● **Set problem**:
Quote the listing below in its entirety, omitting every image.

★ ★ ★ ★ ★ ★ ★

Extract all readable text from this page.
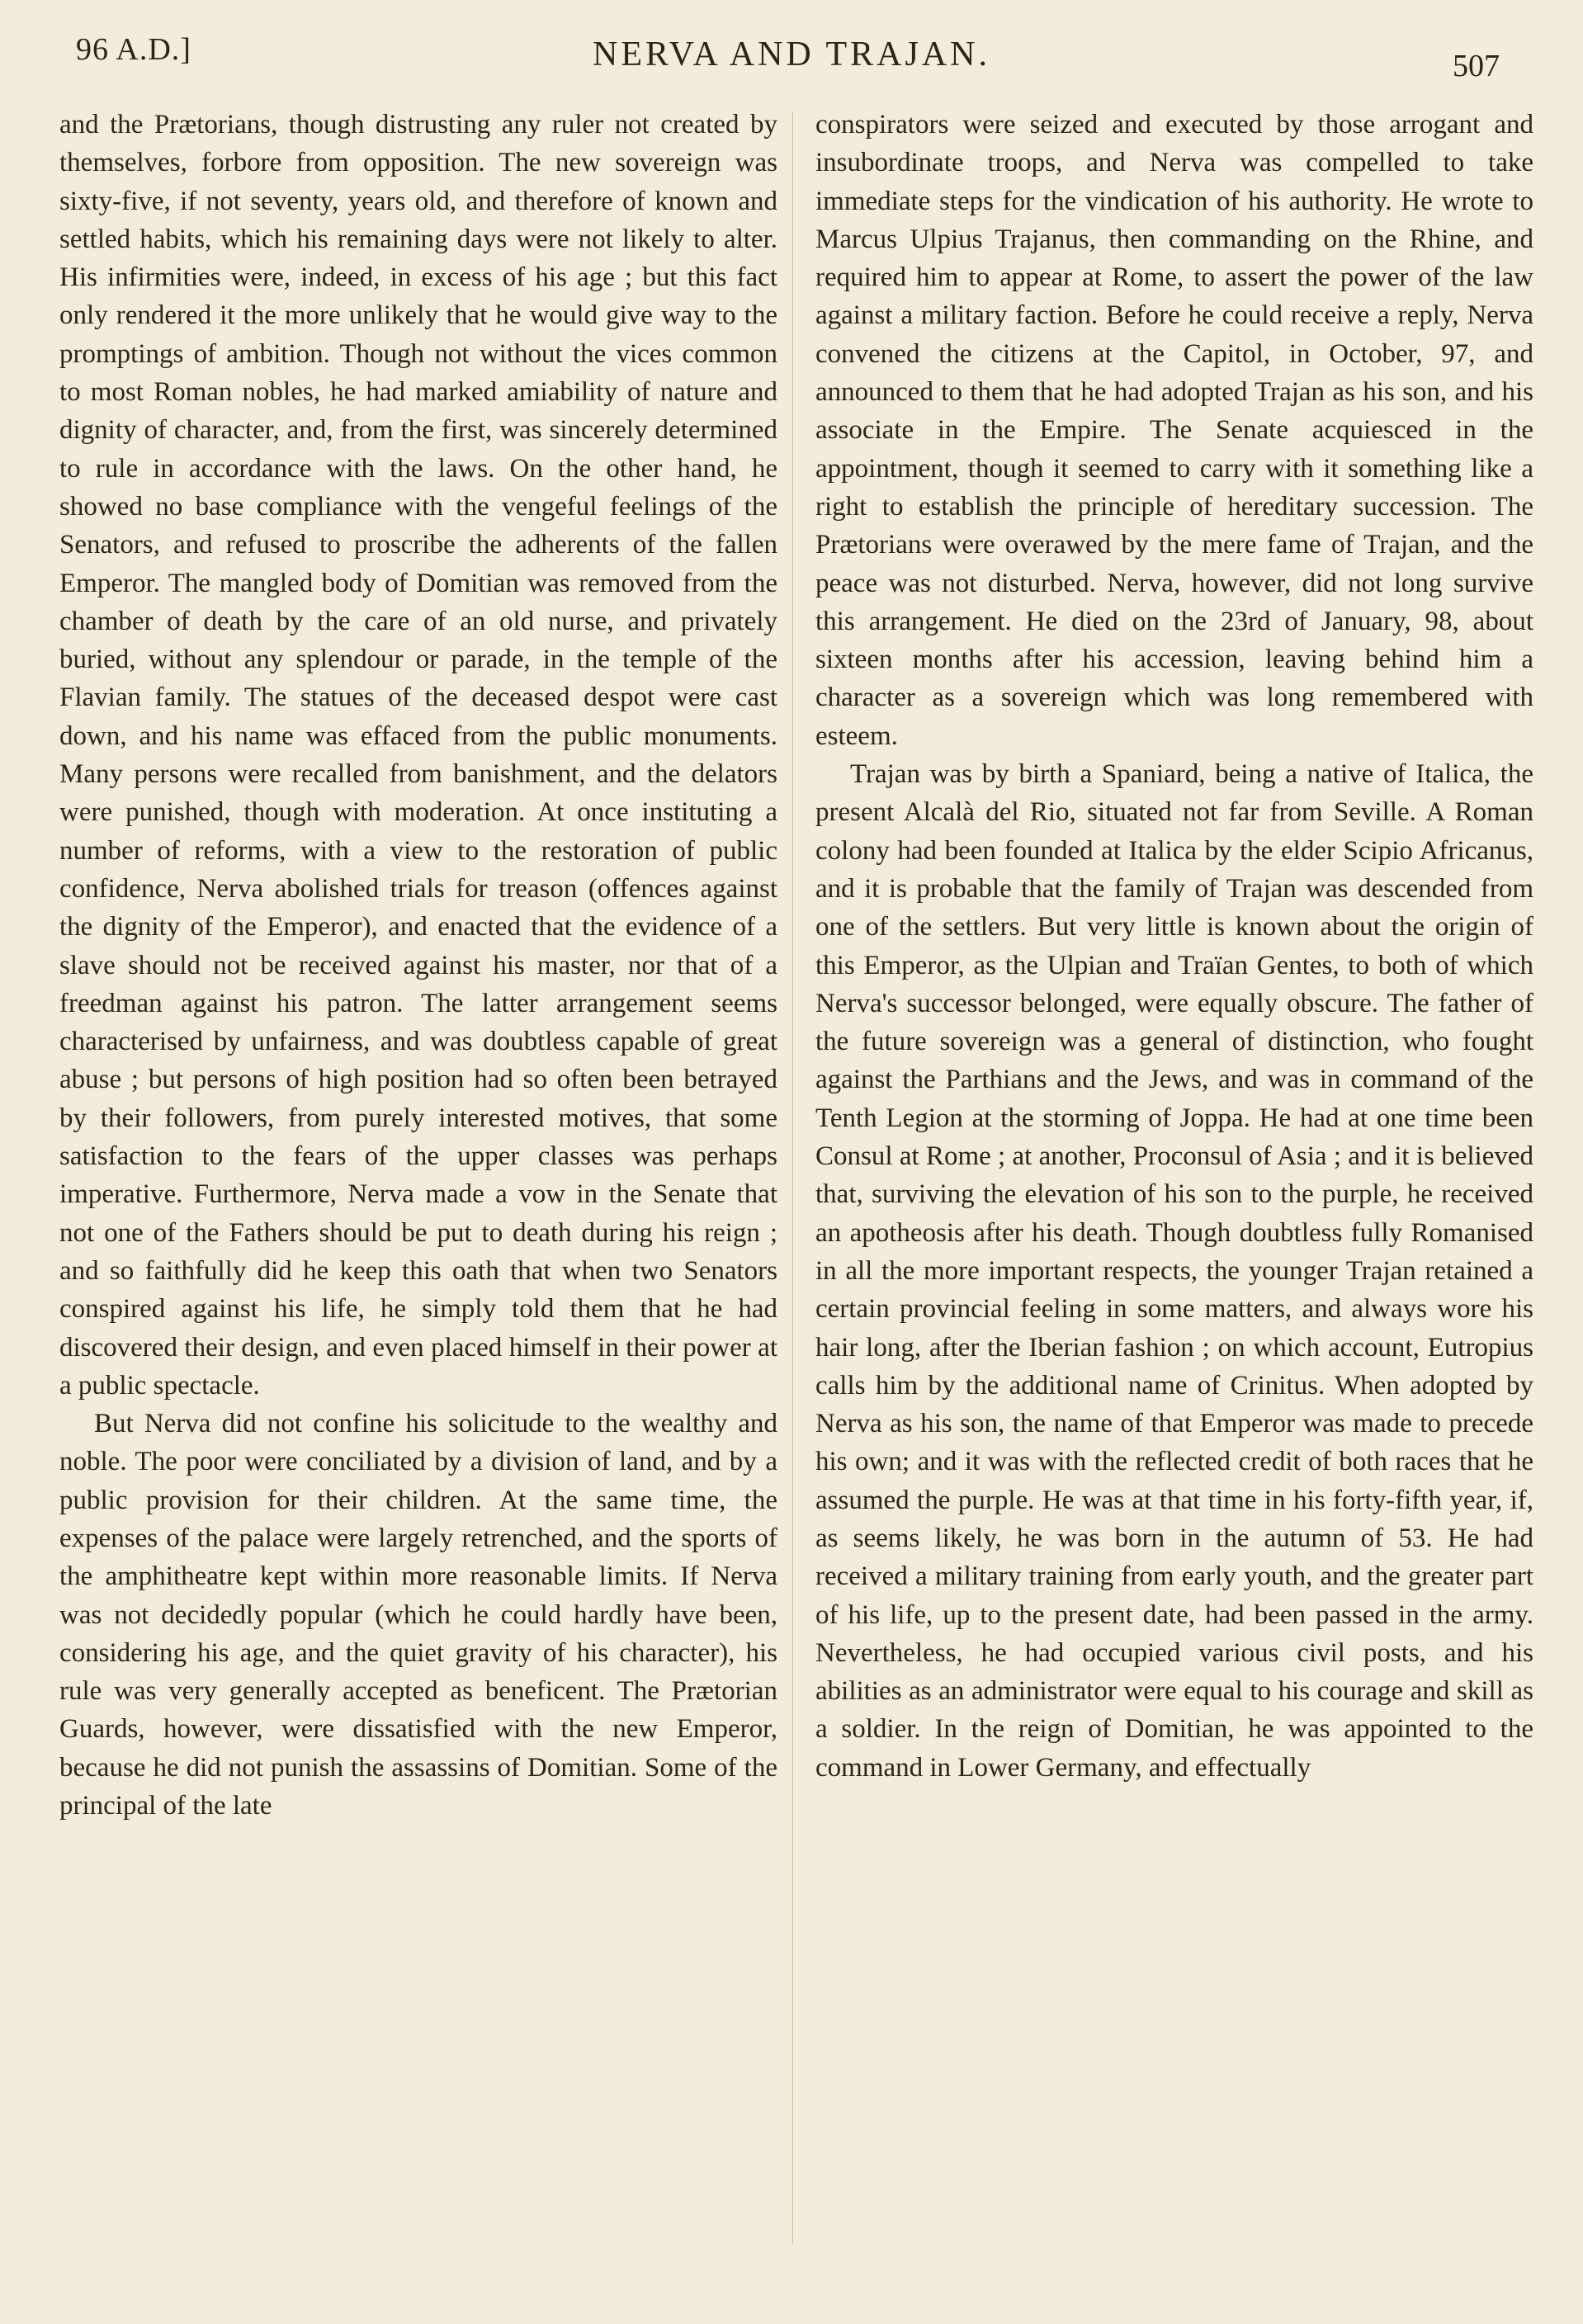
96 A.D.]	NERVA AND TRAJAN.	507

and the Prætorians, though distrusting any ruler not created by themselves, forbore from opposition. The new sovereign was sixty-five, if not seventy, years old, and therefore of known and settled habits, which his remaining days were not likely to alter. His infirmities were, indeed, in excess of his age ; but this fact only rendered it the more unlikely that he would give way to the promptings of ambition. Though not without the vices common to most Roman nobles, he had marked amiability of nature and dignity of character, and, from the first, was sincerely determined to rule in accordance with the laws. On the other hand, he showed no base compliance with the vengeful feelings of the Senators, and refused to proscribe the adherents of the fallen Emperor. The mangled body of Domitian was removed from the chamber of death by the care of an old nurse, and privately buried, without any splendour or parade, in the temple of the Flavian family. The statues of the deceased despot were cast down, and his name was effaced from the public monuments. Many persons were recalled from banishment, and the delators were punished, though with moderation. At once instituting a number of reforms, with a view to the restoration of public confidence, Nerva abolished trials for treason (offences against the dignity of the Emperor), and enacted that the evidence of a slave should not be received against his master, nor that of a freedman against his patron. The latter arrangement seems characterised by unfairness, and was doubtless capable of great abuse ; but persons of high position had so often been betrayed by their followers, from purely interested motives, that some satisfaction to the fears of the upper classes was perhaps imperative. Furthermore, Nerva made a vow in the Senate that not one of the Fathers should be put to death during his reign ; and so faithfully did he keep this oath that when two Senators conspired against his life, he simply told them that he had discovered their design, and even placed himself in their power at a public spectacle.

But Nerva did not confine his solicitude to the wealthy and noble. The poor were conciliated by a division of land, and by a public provision for their children. At the same time, the expenses of the palace were largely retrenched, and the sports of the amphitheatre kept within more reasonable limits. If Nerva was not decidedly popular (which he could hardly have been, considering his age, and the quiet gravity of his character), his rule was very generally accepted as beneficent. The Prætorian Guards, however, were dissatisfied with the new Emperor, because he did not punish the assassins of Domitian. Some of the principal of the late

conspirators were seized and executed by those arrogant and insubordinate troops, and Nerva was compelled to take immediate steps for the vindication of his authority. He wrote to Marcus Ulpius Trajanus, then commanding on the Rhine, and required him to appear at Rome, to assert the power of the law against a military faction. Before he could receive a reply, Nerva convened the citizens at the Capitol, in October, 97, and announced to them that he had adopted Trajan as his son, and his associate in the Empire. The Senate acquiesced in the appointment, though it seemed to carry with it something like a right to establish the principle of hereditary succession. The Prætorians were overawed by the mere fame of Trajan, and the peace was not disturbed. Nerva, however, did not long survive this arrangement. He died on the 23rd of January, 98, about sixteen months after his accession, leaving behind him a character as a sovereign which was long remembered with esteem.

Trajan was by birth a Spaniard, being a native of Italica, the present Alcalà del Rio, situated not far from Seville. A Roman colony had been founded at Italica by the elder Scipio Africanus, and it is probable that the family of Trajan was descended from one of the settlers. But very little is known about the origin of this Emperor, as the Ulpian and Traïan Gentes, to both of which Nerva's successor belonged, were equally obscure. The father of the future sovereign was a general of distinction, who fought against the Parthians and the Jews, and was in command of the Tenth Legion at the storming of Joppa. He had at one time been Consul at Rome ; at another, Proconsul of Asia ; and it is believed that, surviving the elevation of his son to the purple, he received an apotheosis after his death. Though doubtless fully Romanised in all the more important respects, the younger Trajan retained a certain provincial feeling in some matters, and always wore his hair long, after the Iberian fashion ; on which account, Eutropius calls him by the additional name of Crinitus. When adopted by Nerva as his son, the name of that Emperor was made to precede his own; and it was with the reflected credit of both races that he assumed the purple. He was at that time in his forty-fifth year, if, as seems likely, he was born in the autumn of 53. He had received a military training from early youth, and the greater part of his life, up to the present date, had been passed in the army. Nevertheless, he had occupied various civil posts, and his abilities as an administrator were equal to his courage and skill as a soldier. In the reign of Domitian, he was appointed to the command in Lower Germany, and effectually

★ ★ ★ ★ ★ ★ ★

● **Full solution**:
Extract all readable text from this page.
96 A.D.]	NERVA AND TRAJAN.	507

and the Prætorians, though distrusting any ruler not created by themselves, forbore from opposition. The new sovereign was sixty-five, if not seventy, years old, and therefore of known and settled habits, which his remaining days were not likely to alter. His infirmities were, indeed, in excess of his age ; but this fact only rendered it the more unlikely that he would give way to the promptings of ambition. Though not without the vices common to most Roman nobles, he had marked amiability of nature and dignity of character, and, from the first, was sincerely determined to rule in accordance with the laws. On the other hand, he showed no base compliance with the vengeful feelings of the Senators, and refused to proscribe the adherents of the fallen Emperor. The mangled body of Domitian was removed from the chamber of death by the care of an old nurse, and privately buried, without any splendour or parade, in the temple of the Flavian family. The statues of the deceased despot were cast down, and his name was effaced from the public monuments. Many persons were recalled from banishment, and the delators were punished, though with moderation. At once instituting a number of reforms, with a view to the restoration of public confidence, Nerva abolished trials for treason (offences against the dignity of the Emperor), and enacted that the evidence of a slave should not be received against his master, nor that of a freedman against his patron. The latter arrangement seems characterised by unfairness, and was doubtless capable of great abuse ; but persons of high position had so often been betrayed by their followers, from purely interested motives, that some satisfaction to the fears of the upper classes was perhaps imperative. Furthermore, Nerva made a vow in the Senate that not one of the Fathers should be put to death during his reign ; and so faithfully did he keep this oath that when two Senators conspired against his life, he simply told them that he had discovered their design, and even placed himself in their power at a public spectacle.

But Nerva did not confine his solicitude to the wealthy and noble. The poor were conciliated by a division of land, and by a public provision for their children. At the same time, the expenses of the palace were largely retrenched, and the sports of the amphitheatre kept within more reasonable limits. If Nerva was not decidedly popular (which he could hardly have been, considering his age, and the quiet gravity of his character), his rule was very generally accepted as beneficent. The Prætorian Guards, however, were dissatisfied with the new Emperor, because he did not punish the assassins of Domitian. Some of the principal of the late

conspirators were seized and executed by those arrogant and insubordinate troops, and Nerva was compelled to take immediate steps for the vindication of his authority. He wrote to Marcus Ulpius Trajanus, then commanding on the Rhine, and required him to appear at Rome, to assert the power of the law against a military faction. Before he could receive a reply, Nerva convened the citizens at the Capitol, in October, 97, and announced to them that he had adopted Trajan as his son, and his associate in the Empire. The Senate acquiesced in the appointment, though it seemed to carry with it something like a right to establish the principle of hereditary succession. The Prætorians were overawed by the mere fame of Trajan, and the peace was not disturbed. Nerva, however, did not long survive this arrangement. He died on the 23rd of January, 98, about sixteen months after his accession, leaving behind him a character as a sovereign which was long remembered with esteem.

Trajan was by birth a Spaniard, being a native of Italica, the present Alcalà del Rio, situated not far from Seville. A Roman colony had been founded at Italica by the elder Scipio Africanus, and it is probable that the family of Trajan was descended from one of the settlers. But very little is known about the origin of this Emperor, as the Ulpian and Traïan Gentes, to both of which Nerva's successor belonged, were equally obscure. The father of the future sovereign was a general of distinction, who fought against the Parthians and the Jews, and was in command of the Tenth Legion at the storming of Joppa. He had at one time been Consul at Rome ; at another, Proconsul of Asia ; and it is believed that, surviving the elevation of his son to the purple, he received an apotheosis after his death. Though doubtless fully Romanised in all the more important respects, the younger Trajan retained a certain provincial feeling in some matters, and always wore his hair long, after the Iberian fashion ; on which account, Eutropius calls him by the additional name of Crinitus. When adopted by Nerva as his son, the name of that Emperor was made to precede his own; and it was with the reflected credit of both races that he assumed the purple. He was at that time in his forty-fifth year, if, as seems likely, he was born in the autumn of 53. He had received a military training from early youth, and the greater part of his life, up to the present date, had been passed in the army. Nevertheless, he had occupied various civil posts, and his abilities as an administrator were equal to his courage and skill as a soldier. In the reign of Domitian, he was appointed to the command in Lower Germany, and effectually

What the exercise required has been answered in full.